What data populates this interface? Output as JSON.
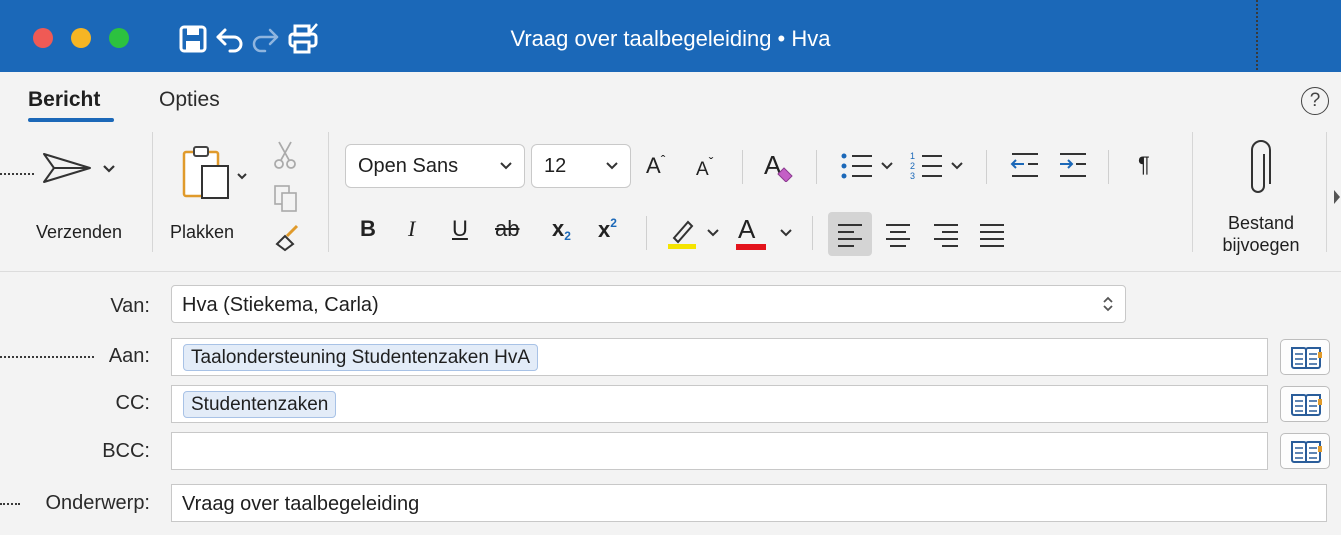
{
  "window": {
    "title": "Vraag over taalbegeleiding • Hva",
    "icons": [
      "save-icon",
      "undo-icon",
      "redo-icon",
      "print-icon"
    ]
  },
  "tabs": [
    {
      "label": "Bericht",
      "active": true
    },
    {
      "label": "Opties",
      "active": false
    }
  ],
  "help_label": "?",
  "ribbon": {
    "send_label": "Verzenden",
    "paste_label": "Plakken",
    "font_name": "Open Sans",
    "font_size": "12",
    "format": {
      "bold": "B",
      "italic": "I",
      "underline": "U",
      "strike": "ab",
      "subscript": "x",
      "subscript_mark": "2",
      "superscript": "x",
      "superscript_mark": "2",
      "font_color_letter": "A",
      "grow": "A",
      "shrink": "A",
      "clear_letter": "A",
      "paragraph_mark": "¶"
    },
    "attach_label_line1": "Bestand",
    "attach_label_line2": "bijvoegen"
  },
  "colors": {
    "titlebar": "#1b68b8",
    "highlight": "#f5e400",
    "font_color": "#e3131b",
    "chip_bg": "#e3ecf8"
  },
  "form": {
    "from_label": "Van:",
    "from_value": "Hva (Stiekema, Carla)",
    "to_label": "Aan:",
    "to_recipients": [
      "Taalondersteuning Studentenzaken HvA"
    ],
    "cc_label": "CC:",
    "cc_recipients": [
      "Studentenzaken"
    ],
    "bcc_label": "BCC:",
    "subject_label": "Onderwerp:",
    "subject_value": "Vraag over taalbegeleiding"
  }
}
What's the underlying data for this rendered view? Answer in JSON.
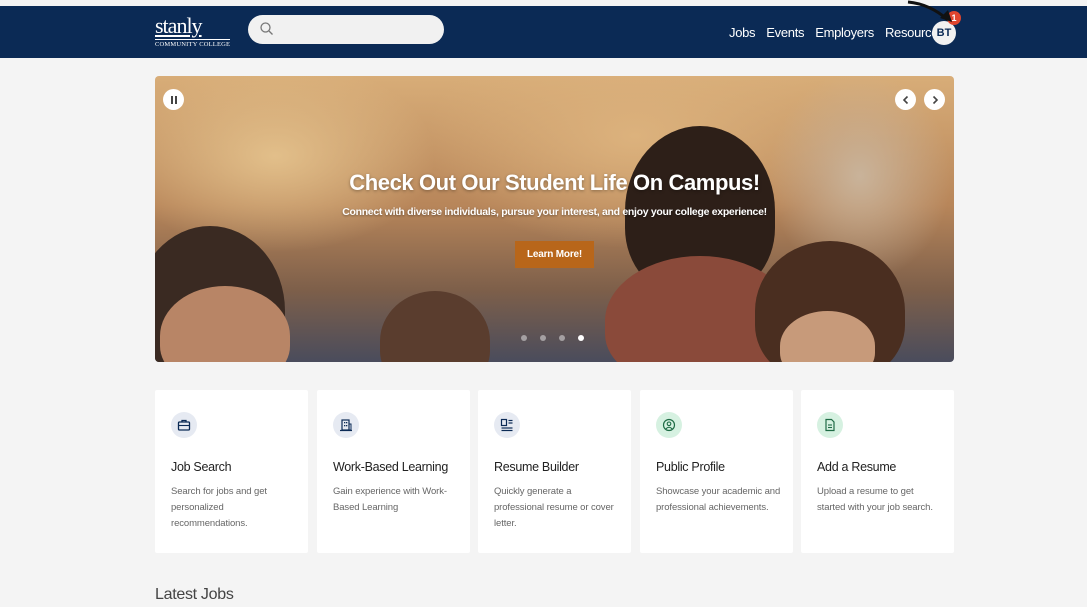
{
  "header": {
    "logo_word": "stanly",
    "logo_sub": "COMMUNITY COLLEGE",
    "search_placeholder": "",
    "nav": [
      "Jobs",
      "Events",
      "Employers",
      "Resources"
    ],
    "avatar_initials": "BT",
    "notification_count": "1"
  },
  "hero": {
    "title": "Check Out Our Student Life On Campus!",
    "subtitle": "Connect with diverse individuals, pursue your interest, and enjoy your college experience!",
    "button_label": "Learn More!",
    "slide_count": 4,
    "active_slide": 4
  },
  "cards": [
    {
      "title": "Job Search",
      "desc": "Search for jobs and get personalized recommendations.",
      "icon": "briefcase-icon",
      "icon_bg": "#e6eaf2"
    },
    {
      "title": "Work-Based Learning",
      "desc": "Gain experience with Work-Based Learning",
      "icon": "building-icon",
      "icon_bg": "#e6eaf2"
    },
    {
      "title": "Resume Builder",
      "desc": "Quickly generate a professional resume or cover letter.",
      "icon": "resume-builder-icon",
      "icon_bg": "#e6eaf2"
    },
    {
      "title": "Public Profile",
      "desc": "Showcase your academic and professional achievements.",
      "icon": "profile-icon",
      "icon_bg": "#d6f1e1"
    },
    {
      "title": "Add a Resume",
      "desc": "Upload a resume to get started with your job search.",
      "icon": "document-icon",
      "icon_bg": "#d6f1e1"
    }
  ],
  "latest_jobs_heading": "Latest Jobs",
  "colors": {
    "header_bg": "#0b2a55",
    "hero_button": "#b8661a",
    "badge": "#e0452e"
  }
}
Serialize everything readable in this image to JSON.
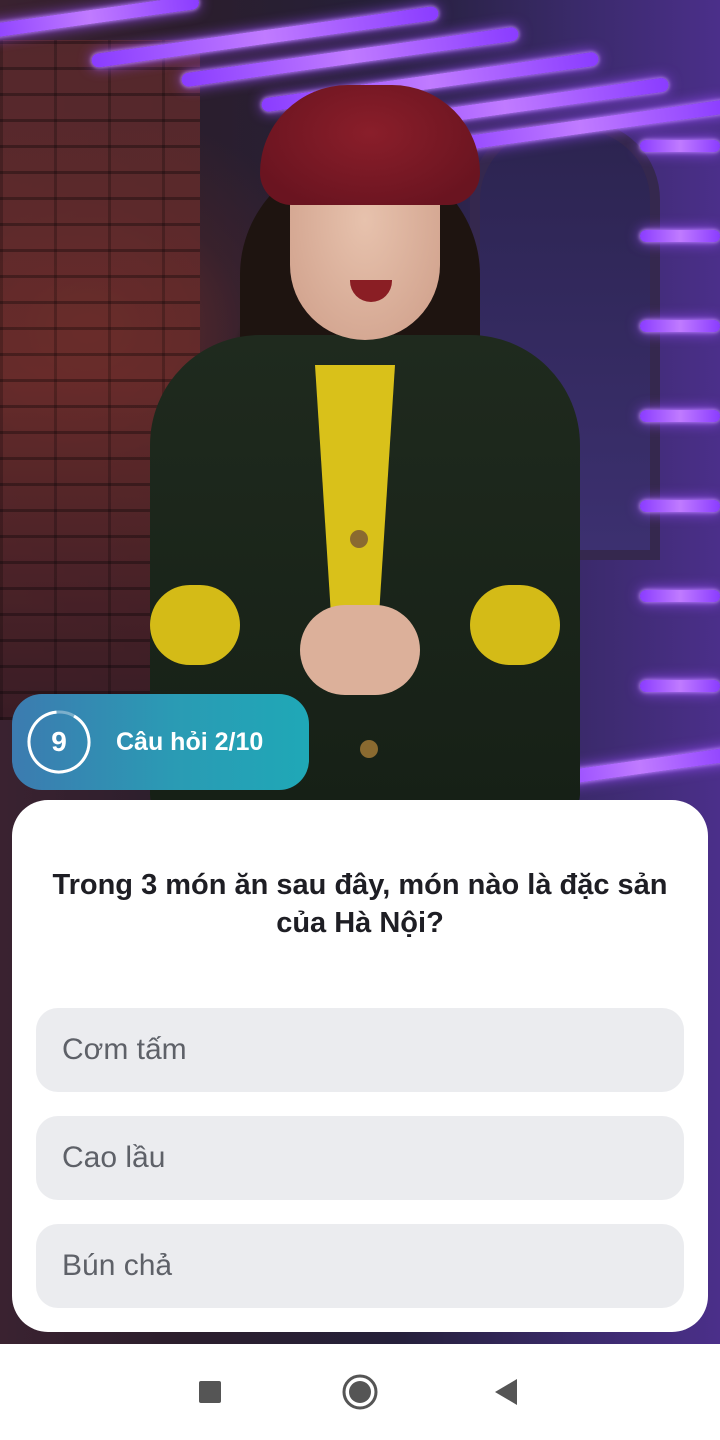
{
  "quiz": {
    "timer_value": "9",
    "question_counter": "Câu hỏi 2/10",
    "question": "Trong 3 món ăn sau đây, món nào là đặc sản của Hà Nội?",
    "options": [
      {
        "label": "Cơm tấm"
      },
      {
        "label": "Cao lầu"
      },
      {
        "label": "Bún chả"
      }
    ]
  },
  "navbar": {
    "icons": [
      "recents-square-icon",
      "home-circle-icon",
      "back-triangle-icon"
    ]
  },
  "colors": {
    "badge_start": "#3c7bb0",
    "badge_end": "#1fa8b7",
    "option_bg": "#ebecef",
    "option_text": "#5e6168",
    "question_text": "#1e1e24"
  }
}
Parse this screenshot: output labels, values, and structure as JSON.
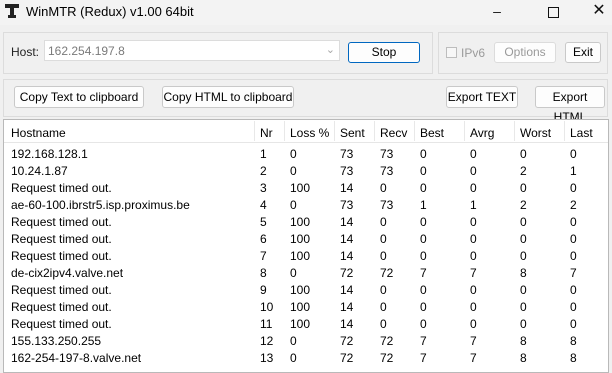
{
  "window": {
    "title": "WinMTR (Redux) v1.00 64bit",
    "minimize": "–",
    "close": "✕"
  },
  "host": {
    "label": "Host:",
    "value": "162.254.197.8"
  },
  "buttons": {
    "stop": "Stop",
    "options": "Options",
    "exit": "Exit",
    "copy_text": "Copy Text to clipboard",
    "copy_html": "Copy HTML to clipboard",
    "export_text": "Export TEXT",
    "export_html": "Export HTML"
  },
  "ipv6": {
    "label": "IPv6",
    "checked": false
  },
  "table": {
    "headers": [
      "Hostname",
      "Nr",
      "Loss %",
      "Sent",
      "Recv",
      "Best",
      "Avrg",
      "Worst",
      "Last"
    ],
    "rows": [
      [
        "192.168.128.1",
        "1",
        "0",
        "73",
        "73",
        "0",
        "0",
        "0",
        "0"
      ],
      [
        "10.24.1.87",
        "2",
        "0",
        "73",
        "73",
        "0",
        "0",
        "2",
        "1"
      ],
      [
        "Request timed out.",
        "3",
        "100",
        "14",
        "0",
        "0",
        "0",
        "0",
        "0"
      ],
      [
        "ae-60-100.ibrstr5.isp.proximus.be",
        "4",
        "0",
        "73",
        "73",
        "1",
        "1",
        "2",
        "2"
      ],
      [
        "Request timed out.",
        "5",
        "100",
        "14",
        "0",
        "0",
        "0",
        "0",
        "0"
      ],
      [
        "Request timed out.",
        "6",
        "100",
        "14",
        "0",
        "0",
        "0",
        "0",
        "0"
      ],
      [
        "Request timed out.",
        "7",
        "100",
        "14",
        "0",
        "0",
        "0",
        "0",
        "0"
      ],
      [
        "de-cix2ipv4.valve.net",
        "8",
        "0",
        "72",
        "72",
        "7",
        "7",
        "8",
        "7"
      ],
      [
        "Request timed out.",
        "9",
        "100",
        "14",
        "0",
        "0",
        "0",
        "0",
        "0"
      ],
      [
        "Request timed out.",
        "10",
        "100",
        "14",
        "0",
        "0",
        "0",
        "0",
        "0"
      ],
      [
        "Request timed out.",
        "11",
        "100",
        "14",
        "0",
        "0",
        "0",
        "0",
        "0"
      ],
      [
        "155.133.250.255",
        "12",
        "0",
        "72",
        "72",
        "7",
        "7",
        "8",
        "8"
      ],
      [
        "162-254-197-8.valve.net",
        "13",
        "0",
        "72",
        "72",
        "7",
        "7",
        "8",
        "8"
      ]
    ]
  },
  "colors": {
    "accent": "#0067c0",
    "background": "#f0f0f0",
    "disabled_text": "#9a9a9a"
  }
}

▸ Requirements
Give every line back word for word and leave the pictures out.

▸ Exercise response
What data populates this interface? Output as JSON.
{
  "window": {
    "title": "Vraag over taalbegeleiding • Hva",
    "icons": [
      "save-icon",
      "undo-icon",
      "redo-icon",
      "print-icon"
    ]
  },
  "tabs": [
    {
      "label": "Bericht",
      "active": true
    },
    {
      "label": "Opties",
      "active": false
    }
  ],
  "help_label": "?",
  "ribbon": {
    "send_label": "Verzenden",
    "paste_label": "Plakken",
    "font_name": "Open Sans",
    "font_size": "12",
    "format": {
      "bold": "B",
      "italic": "I",
      "underline": "U",
      "strike": "ab",
      "subscript": "x",
      "subscript_mark": "2",
      "superscript": "x",
      "superscript_mark": "2",
      "font_color_letter": "A",
      "grow": "A",
      "shrink": "A",
      "clear_letter": "A",
      "paragraph_mark": "¶"
    },
    "attach_label_line1": "Bestand",
    "attach_label_line2": "bijvoegen"
  },
  "colors": {
    "titlebar": "#1b68b8",
    "highlight": "#f5e400",
    "font_color": "#e3131b",
    "chip_bg": "#e3ecf8"
  },
  "form": {
    "from_label": "Van:",
    "from_value": "Hva (Stiekema, Carla)",
    "to_label": "Aan:",
    "to_recipients": [
      "Taalondersteuning Studentenzaken HvA"
    ],
    "cc_label": "CC:",
    "cc_recipients": [
      "Studentenzaken"
    ],
    "bcc_label": "BCC:",
    "subject_label": "Onderwerp:",
    "subject_value": "Vraag over taalbegeleiding"
  }
}
What's the underlying data for this rendered view? Answer in JSON.
{
  "header": {
    "logo_word": "stanly",
    "logo_sub": "COMMUNITY COLLEGE",
    "search_placeholder": "",
    "nav": [
      "Jobs",
      "Events",
      "Employers",
      "Resources"
    ],
    "avatar_initials": "BT",
    "notification_count": "1"
  },
  "hero": {
    "title": "Check Out Our Student Life On Campus!",
    "subtitle": "Connect with diverse individuals, pursue your interest, and enjoy your college experience!",
    "button_label": "Learn More!",
    "slide_count": 4,
    "active_slide": 4
  },
  "cards": [
    {
      "title": "Job Search",
      "desc": "Search for jobs and get personalized recommendations.",
      "icon": "briefcase-icon",
      "icon_bg": "#e6eaf2"
    },
    {
      "title": "Work-Based Learning",
      "desc": "Gain experience with Work-Based Learning",
      "icon": "building-icon",
      "icon_bg": "#e6eaf2"
    },
    {
      "title": "Resume Builder",
      "desc": "Quickly generate a professional resume or cover letter.",
      "icon": "resume-builder-icon",
      "icon_bg": "#e6eaf2"
    },
    {
      "title": "Public Profile",
      "desc": "Showcase your academic and professional achievements.",
      "icon": "profile-icon",
      "icon_bg": "#d6f1e1"
    },
    {
      "title": "Add a Resume",
      "desc": "Upload a resume to get started with your job search.",
      "icon": "document-icon",
      "icon_bg": "#d6f1e1"
    }
  ],
  "latest_jobs_heading": "Latest Jobs",
  "colors": {
    "header_bg": "#0b2a55",
    "hero_button": "#b8661a",
    "badge": "#e0452e"
  }
}
Serialize everything readable in this image to JSON.
{
  "quiz": {
    "timer_value": "9",
    "question_counter": "Câu hỏi 2/10",
    "question": "Trong 3 món ăn sau đây, món nào là đặc sản của Hà Nội?",
    "options": [
      {
        "label": "Cơm tấm"
      },
      {
        "label": "Cao lầu"
      },
      {
        "label": "Bún chả"
      }
    ]
  },
  "navbar": {
    "icons": [
      "recents-square-icon",
      "home-circle-icon",
      "back-triangle-icon"
    ]
  },
  "colors": {
    "badge_start": "#3c7bb0",
    "badge_end": "#1fa8b7",
    "option_bg": "#ebecef",
    "option_text": "#5e6168",
    "question_text": "#1e1e24"
  }
}
Parse this screenshot: output labels, values, and structure as JSON.
{
  "window": {
    "title": "WinMTR (Redux) v1.00 64bit",
    "minimize": "–",
    "close": "✕"
  },
  "host": {
    "label": "Host:",
    "value": "162.254.197.8"
  },
  "buttons": {
    "stop": "Stop",
    "options": "Options",
    "exit": "Exit",
    "copy_text": "Copy Text to clipboard",
    "copy_html": "Copy HTML to clipboard",
    "export_text": "Export TEXT",
    "export_html": "Export HTML"
  },
  "ipv6": {
    "label": "IPv6",
    "checked": false
  },
  "table": {
    "headers": [
      "Hostname",
      "Nr",
      "Loss %",
      "Sent",
      "Recv",
      "Best",
      "Avrg",
      "Worst",
      "Last"
    ],
    "rows": [
      [
        "192.168.128.1",
        "1",
        "0",
        "73",
        "73",
        "0",
        "0",
        "0",
        "0"
      ],
      [
        "10.24.1.87",
        "2",
        "0",
        "73",
        "73",
        "0",
        "0",
        "2",
        "1"
      ],
      [
        "Request timed out.",
        "3",
        "100",
        "14",
        "0",
        "0",
        "0",
        "0",
        "0"
      ],
      [
        "ae-60-100.ibrstr5.isp.proximus.be",
        "4",
        "0",
        "73",
        "73",
        "1",
        "1",
        "2",
        "2"
      ],
      [
        "Request timed out.",
        "5",
        "100",
        "14",
        "0",
        "0",
        "0",
        "0",
        "0"
      ],
      [
        "Request timed out.",
        "6",
        "100",
        "14",
        "0",
        "0",
        "0",
        "0",
        "0"
      ],
      [
        "Request timed out.",
        "7",
        "100",
        "14",
        "0",
        "0",
        "0",
        "0",
        "0"
      ],
      [
        "de-cix2ipv4.valve.net",
        "8",
        "0",
        "72",
        "72",
        "7",
        "7",
        "8",
        "7"
      ],
      [
        "Request timed out.",
        "9",
        "100",
        "14",
        "0",
        "0",
        "0",
        "0",
        "0"
      ],
      [
        "Request timed out.",
        "10",
        "100",
        "14",
        "0",
        "0",
        "0",
        "0",
        "0"
      ],
      [
        "Request timed out.",
        "11",
        "100",
        "14",
        "0",
        "0",
        "0",
        "0",
        "0"
      ],
      [
        "155.133.250.255",
        "12",
        "0",
        "72",
        "72",
        "7",
        "7",
        "8",
        "8"
      ],
      [
        "162-254-197-8.valve.net",
        "13",
        "0",
        "72",
        "72",
        "7",
        "7",
        "8",
        "8"
      ]
    ]
  },
  "colors": {
    "accent": "#0067c0",
    "background": "#f0f0f0",
    "disabled_text": "#9a9a9a"
  }
}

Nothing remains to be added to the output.